TASK DIRECTIONS: Write out the material exactly. Do not include the pictures.

A run of records:

########################################

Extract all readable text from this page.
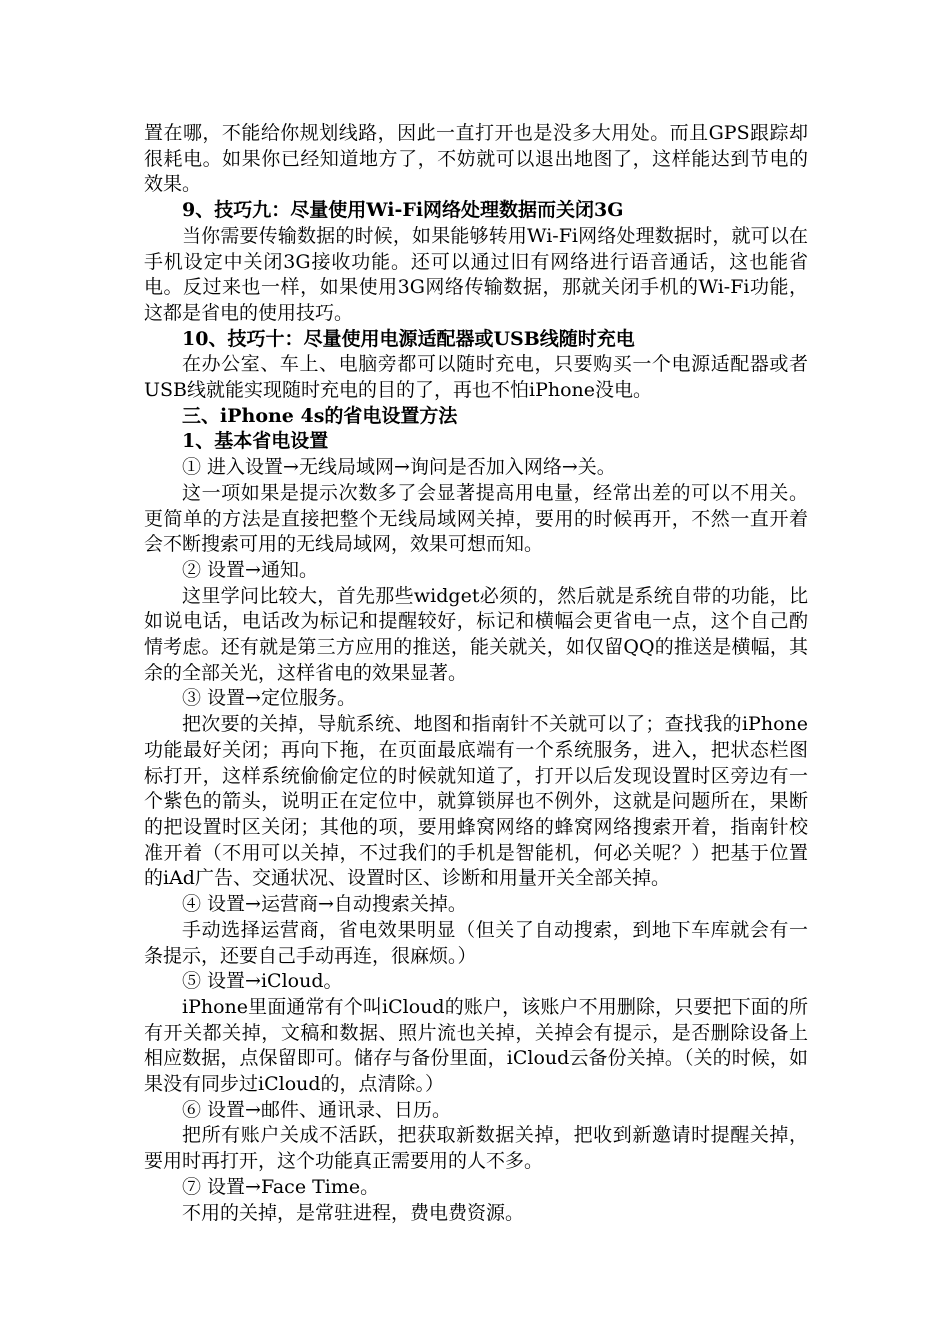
置在哪，不能给你规划线路，因此一直打开也是没多大用处。而且GPS跟踪却很耗电。如果你已经知道地方了，不妨就可以退出地图了，这样能达到节电的效果。

9、技巧九：尽量使用Wi-Fi网络处理数据而关闭3G

当你需要传输数据的时候，如果能够转用Wi-Fi网络处理数据时，就可以在手机设定中关闭3G接收功能。还可以通过旧有网络进行语音通话，这也能省电。反过来也一样，如果使用3G网络传输数据，那就关闭手机的Wi-Fi功能，这都是省电的使用技巧。

10、技巧十：尽量使用电源适配器或USB线随时充电

在办公室、车上、电脑旁都可以随时充电，只要购买一个电源适配器或者USB线就能实现随时充电的目的了，再也不怕iPhone没电。

三、iPhone 4s的省电设置方法

1、基本省电设置

① 进入设置→无线局域网→询问是否加入网络→关。

这一项如果是提示次数多了会显著提高用电量，经常出差的可以不用关。更简单的方法是直接把整个无线局域网关掉，要用的时候再开，不然一直开着会不断搜索可用的无线局域网，效果可想而知。

② 设置→通知。

这里学问比较大，首先那些widget必须的，然后就是系统自带的功能，比如说电话，电话改为标记和提醒较好，标记和横幅会更省电一点，这个自己酌情考虑。还有就是第三方应用的推送，能关就关，如仅留QQ的推送是横幅，其余的全部关光，这样省电的效果显著。

③ 设置→定位服务。

把次要的关掉，导航系统、地图和指南针不关就可以了；查找我的iPhone功能最好关闭；再向下拖，在页面最底端有一个系统服务，进入，把状态栏图标打开，这样系统偷偷定位的时候就知道了，打开以后发现设置时区旁边有一个紫色的箭头，说明正在定位中，就算锁屏也不例外，这就是问题所在，果断的把设置时区关闭；其他的项，要用蜂窝网络的蜂窝网络搜索开着，指南针校准开着（不用可以关掉，不过我们的手机是智能机，何必关呢？）把基于位置的iAd广告、交通状况、设置时区、诊断和用量开关全部关掉。

④ 设置→运营商→自动搜索关掉。

手动选择运营商，省电效果明显（但关了自动搜索，到地下车库就会有一条提示，还要自己手动再连，很麻烦。）

⑤ 设置→iCloud。

iPhone里面通常有个叫iCloud的账户，该账户不用删除，只要把下面的所有开关都关掉，文稿和数据、照片流也关掉，关掉会有提示，是否删除设备上相应数据，点保留即可。储存与备份里面，iCloud云备份关掉。（关的时候，如果没有同步过iCloud的，点清除。）

⑥ 设置→邮件、通讯录、日历。

把所有账户关成不活跃，把获取新数据关掉，把收到新邀请时提醒关掉，要用时再打开，这个功能真正需要用的人不多。

⑦ 设置→Face Time。

不用的关掉，是常驻进程，费电费资源。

########################################

THE COMPLETED TASK:
Extract all readable text from this page.
置在哪，不能给你规划线路，因此一直打开也是没多大用处。而且GPS跟踪却很耗电。如果你已经知道地方了，不妨就可以退出地图了，这样能达到节电的效果。

9、技巧九：尽量使用Wi-Fi网络处理数据而关闭3G

当你需要传输数据的时候，如果能够转用Wi-Fi网络处理数据时，就可以在手机设定中关闭3G接收功能。还可以通过旧有网络进行语音通话，这也能省电。反过来也一样，如果使用3G网络传输数据，那就关闭手机的Wi-Fi功能，这都是省电的使用技巧。

10、技巧十：尽量使用电源适配器或USB线随时充电

在办公室、车上、电脑旁都可以随时充电，只要购买一个电源适配器或者USB线就能实现随时充电的目的了，再也不怕iPhone没电。

三、iPhone 4s的省电设置方法

1、基本省电设置

① 进入设置→无线局域网→询问是否加入网络→关。

这一项如果是提示次数多了会显著提高用电量，经常出差的可以不用关。更简单的方法是直接把整个无线局域网关掉，要用的时候再开，不然一直开着会不断搜索可用的无线局域网，效果可想而知。

② 设置→通知。

这里学问比较大，首先那些widget必须的，然后就是系统自带的功能，比如说电话，电话改为标记和提醒较好，标记和横幅会更省电一点，这个自己酌情考虑。还有就是第三方应用的推送，能关就关，如仅留QQ的推送是横幅，其余的全部关光，这样省电的效果显著。

③ 设置→定位服务。

把次要的关掉，导航系统、地图和指南针不关就可以了；查找我的iPhone功能最好关闭；再向下拖，在页面最底端有一个系统服务，进入，把状态栏图标打开，这样系统偷偷定位的时候就知道了，打开以后发现设置时区旁边有一个紫色的箭头，说明正在定位中，就算锁屏也不例外，这就是问题所在，果断的把设置时区关闭；其他的项，要用蜂窝网络的蜂窝网络搜索开着，指南针校准开着（不用可以关掉，不过我们的手机是智能机，何必关呢？）把基于位置的iAd广告、交通状况、设置时区、诊断和用量开关全部关掉。

④ 设置→运营商→自动搜索关掉。

手动选择运营商，省电效果明显（但关了自动搜索，到地下车库就会有一条提示，还要自己手动再连，很麻烦。）

⑤ 设置→iCloud。

iPhone里面通常有个叫iCloud的账户，该账户不用删除，只要把下面的所有开关都关掉，文稿和数据、照片流也关掉，关掉会有提示，是否删除设备上相应数据，点保留即可。储存与备份里面，iCloud云备份关掉。（关的时候，如果没有同步过iCloud的，点清除。）

⑥ 设置→邮件、通讯录、日历。

把所有账户关成不活跃，把获取新数据关掉，把收到新邀请时提醒关掉，要用时再打开，这个功能真正需要用的人不多。

⑦ 设置→Face Time。

不用的关掉，是常驻进程，费电费资源。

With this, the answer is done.